=== EXERCISE GOAL ===
Below is a block of records; repeat all of them exactly.

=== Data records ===

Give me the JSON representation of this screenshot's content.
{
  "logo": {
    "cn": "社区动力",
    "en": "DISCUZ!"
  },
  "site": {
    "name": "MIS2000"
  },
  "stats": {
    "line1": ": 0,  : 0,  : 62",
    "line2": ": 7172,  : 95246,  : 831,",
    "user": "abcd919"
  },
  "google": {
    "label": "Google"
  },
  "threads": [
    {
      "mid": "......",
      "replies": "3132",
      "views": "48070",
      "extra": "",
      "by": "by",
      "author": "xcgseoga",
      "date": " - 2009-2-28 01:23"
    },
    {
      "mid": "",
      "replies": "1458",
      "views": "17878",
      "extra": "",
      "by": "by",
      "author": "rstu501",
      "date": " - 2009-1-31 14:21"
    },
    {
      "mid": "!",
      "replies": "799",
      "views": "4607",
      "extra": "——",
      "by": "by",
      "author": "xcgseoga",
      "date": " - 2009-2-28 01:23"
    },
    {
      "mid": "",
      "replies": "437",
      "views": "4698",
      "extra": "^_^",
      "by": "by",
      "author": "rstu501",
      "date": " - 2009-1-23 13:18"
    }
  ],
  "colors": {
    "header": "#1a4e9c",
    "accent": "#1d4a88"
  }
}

=== ANSWER IN FULL ===
Give me the JSON representation of this screenshot's content.
{
  "logo": {
    "cn": "社区动力",
    "en": "DISCUZ!"
  },
  "site": {
    "name": "MIS2000"
  },
  "stats": {
    "line1": ": 0,  : 0,  : 62",
    "line2": ": 7172,  : 95246,  : 831,",
    "user": "abcd919"
  },
  "google": {
    "label": "Google"
  },
  "threads": [
    {
      "mid": "......",
      "replies": "3132",
      "views": "48070",
      "extra": "",
      "by": "by",
      "author": "xcgseoga",
      "date": " - 2009-2-28 01:23"
    },
    {
      "mid": "",
      "replies": "1458",
      "views": "17878",
      "extra": "",
      "by": "by",
      "author": "rstu501",
      "date": " - 2009-1-31 14:21"
    },
    {
      "mid": "!",
      "replies": "799",
      "views": "4607",
      "extra": "——",
      "by": "by",
      "author": "xcgseoga",
      "date": " - 2009-2-28 01:23"
    },
    {
      "mid": "",
      "replies": "437",
      "views": "4698",
      "extra": "^_^",
      "by": "by",
      "author": "rstu501",
      "date": " - 2009-1-23 13:18"
    }
  ],
  "colors": {
    "header": "#1a4e9c",
    "accent": "#1d4a88"
  }
}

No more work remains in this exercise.